Task: What follows is a block of records; restate each one word for word.

____________________

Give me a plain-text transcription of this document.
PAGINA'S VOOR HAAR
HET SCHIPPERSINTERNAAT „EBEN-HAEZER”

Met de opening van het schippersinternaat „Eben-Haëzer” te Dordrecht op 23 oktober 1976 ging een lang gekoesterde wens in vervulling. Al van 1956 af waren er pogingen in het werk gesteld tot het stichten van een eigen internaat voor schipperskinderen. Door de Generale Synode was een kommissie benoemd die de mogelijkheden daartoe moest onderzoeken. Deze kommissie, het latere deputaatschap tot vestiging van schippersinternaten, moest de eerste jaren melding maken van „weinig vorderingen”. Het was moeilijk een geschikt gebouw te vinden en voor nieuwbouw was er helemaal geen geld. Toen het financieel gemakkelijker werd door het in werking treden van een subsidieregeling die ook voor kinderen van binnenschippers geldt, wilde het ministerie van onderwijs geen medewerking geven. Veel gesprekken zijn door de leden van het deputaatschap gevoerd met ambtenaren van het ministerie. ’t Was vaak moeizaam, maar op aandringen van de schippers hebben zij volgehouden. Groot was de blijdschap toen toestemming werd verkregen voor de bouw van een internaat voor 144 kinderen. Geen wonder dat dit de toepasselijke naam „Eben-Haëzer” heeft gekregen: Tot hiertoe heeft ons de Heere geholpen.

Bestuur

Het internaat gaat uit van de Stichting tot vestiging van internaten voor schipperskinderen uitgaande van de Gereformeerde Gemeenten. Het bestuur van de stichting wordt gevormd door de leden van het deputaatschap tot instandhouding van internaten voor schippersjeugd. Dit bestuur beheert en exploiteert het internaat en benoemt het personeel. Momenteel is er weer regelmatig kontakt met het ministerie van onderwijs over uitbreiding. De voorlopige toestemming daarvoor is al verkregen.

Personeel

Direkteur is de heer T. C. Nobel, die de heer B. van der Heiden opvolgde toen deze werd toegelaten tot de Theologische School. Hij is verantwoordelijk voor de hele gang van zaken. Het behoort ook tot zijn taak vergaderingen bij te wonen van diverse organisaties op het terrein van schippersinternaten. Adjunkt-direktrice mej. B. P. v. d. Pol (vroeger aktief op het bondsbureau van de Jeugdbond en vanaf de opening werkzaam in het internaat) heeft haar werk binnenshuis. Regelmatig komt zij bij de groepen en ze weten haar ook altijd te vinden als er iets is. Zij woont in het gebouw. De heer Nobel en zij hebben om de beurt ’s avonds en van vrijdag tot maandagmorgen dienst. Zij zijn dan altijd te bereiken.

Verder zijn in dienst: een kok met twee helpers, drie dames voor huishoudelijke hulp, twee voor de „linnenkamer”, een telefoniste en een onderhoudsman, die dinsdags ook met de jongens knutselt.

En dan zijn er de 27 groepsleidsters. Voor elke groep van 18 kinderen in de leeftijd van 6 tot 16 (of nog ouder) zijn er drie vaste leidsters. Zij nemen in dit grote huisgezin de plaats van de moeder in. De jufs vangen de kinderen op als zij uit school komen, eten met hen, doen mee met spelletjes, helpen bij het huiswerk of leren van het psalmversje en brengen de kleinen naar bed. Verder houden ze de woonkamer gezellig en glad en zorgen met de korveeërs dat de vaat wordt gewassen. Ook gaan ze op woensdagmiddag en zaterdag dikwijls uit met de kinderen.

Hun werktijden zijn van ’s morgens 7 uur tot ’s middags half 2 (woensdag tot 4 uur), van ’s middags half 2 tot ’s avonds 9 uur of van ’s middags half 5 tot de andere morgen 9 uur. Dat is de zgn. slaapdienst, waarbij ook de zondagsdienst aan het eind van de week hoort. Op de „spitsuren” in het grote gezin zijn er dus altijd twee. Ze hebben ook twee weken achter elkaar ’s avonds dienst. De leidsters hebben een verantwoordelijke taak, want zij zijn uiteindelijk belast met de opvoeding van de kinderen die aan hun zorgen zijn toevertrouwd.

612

____________________

Answer to the exercise:
Give me a plain-text transcription of this document.
PAGINA'S VOOR HAAR
HET SCHIPPERSINTERNAAT „EBEN-HAEZER”

Met de opening van het schippersinternaat „Eben-Haëzer” te Dordrecht op 23 oktober 1976 ging een lang gekoesterde wens in vervulling. Al van 1956 af waren er pogingen in het werk gesteld tot het stichten van een eigen internaat voor schipperskinderen. Door de Generale Synode was een kommissie benoemd die de mogelijkheden daartoe moest onderzoeken. Deze kommissie, het latere deputaatschap tot vestiging van schippersinternaten, moest de eerste jaren melding maken van „weinig vorderingen”. Het was moeilijk een geschikt gebouw te vinden en voor nieuwbouw was er helemaal geen geld. Toen het financieel gemakkelijker werd door het in werking treden van een subsidieregeling die ook voor kinderen van binnenschippers geldt, wilde het ministerie van onderwijs geen medewerking geven. Veel gesprekken zijn door de leden van het deputaatschap gevoerd met ambtenaren van het ministerie. ’t Was vaak moeizaam, maar op aandringen van de schippers hebben zij volgehouden. Groot was de blijdschap toen toestemming werd verkregen voor de bouw van een internaat voor 144 kinderen. Geen wonder dat dit de toepasselijke naam „Eben-Haëzer” heeft gekregen: Tot hiertoe heeft ons de Heere geholpen.

Bestuur

Het internaat gaat uit van de Stichting tot vestiging van internaten voor schipperskinderen uitgaande van de Gereformeerde Gemeenten. Het bestuur van de stichting wordt gevormd door de leden van het deputaatschap tot instandhouding van internaten voor schippersjeugd. Dit bestuur beheert en exploiteert het internaat en benoemt het personeel. Momenteel is er weer regelmatig kontakt met het ministerie van onderwijs over uitbreiding. De voorlopige toestemming daarvoor is al verkregen.

Personeel

Direkteur is de heer T. C. Nobel, die de heer B. van der Heiden opvolgde toen deze werd toegelaten tot de Theologische School. Hij is verantwoordelijk voor de hele gang van zaken. Het behoort ook tot zijn taak vergaderingen bij te wonen van diverse organisaties op het terrein van schippersinternaten. Adjunkt-direktrice mej. B. P. v. d. Pol (vroeger aktief op het bondsbureau van de Jeugdbond en vanaf de opening werkzaam in het internaat) heeft haar werk binnenshuis. Regelmatig komt zij bij de groepen en ze weten haar ook altijd te vinden als er iets is. Zij woont in het gebouw. De heer Nobel en zij hebben om de beurt ’s avonds en van vrijdag tot maandagmorgen dienst. Zij zijn dan altijd te bereiken.

Verder zijn in dienst: een kok met twee helpers, drie dames voor huishoudelijke hulp, twee voor de „linnenkamer”, een telefoniste en een onderhoudsman, die dinsdags ook met de jongens knutselt.

En dan zijn er de 27 groepsleidsters. Voor elke groep van 18 kinderen in de leeftijd van 6 tot 16 (of nog ouder) zijn er drie vaste leidsters. Zij nemen in dit grote huisgezin de plaats van de moeder in. De jufs vangen de kinderen op als zij uit school komen, eten met hen, doen mee met spelletjes, helpen bij het huiswerk of leren van het psalmversje en brengen de kleinen naar bed. Verder houden ze de woonkamer gezellig en glad en zorgen met de korveeërs dat de vaat wordt gewassen. Ook gaan ze op woensdagmiddag en zaterdag dikwijls uit met de kinderen.

Hun werktijden zijn van ’s morgens 7 uur tot ’s middags half 2 (woensdag tot 4 uur), van ’s middags half 2 tot ’s avonds 9 uur of van ’s middags half 5 tot de andere morgen 9 uur. Dat is de zgn. slaapdienst, waarbij ook de zondagsdienst aan het eind van de week hoort. Op de „spitsuren” in het grote gezin zijn er dus altijd twee. Ze hebben ook twee weken achter elkaar ’s avonds dienst. De leidsters hebben een verantwoordelijke taak, want zij zijn uiteindelijk belast met de opvoeding van de kinderen die aan hun zorgen zijn toevertrouwd.

612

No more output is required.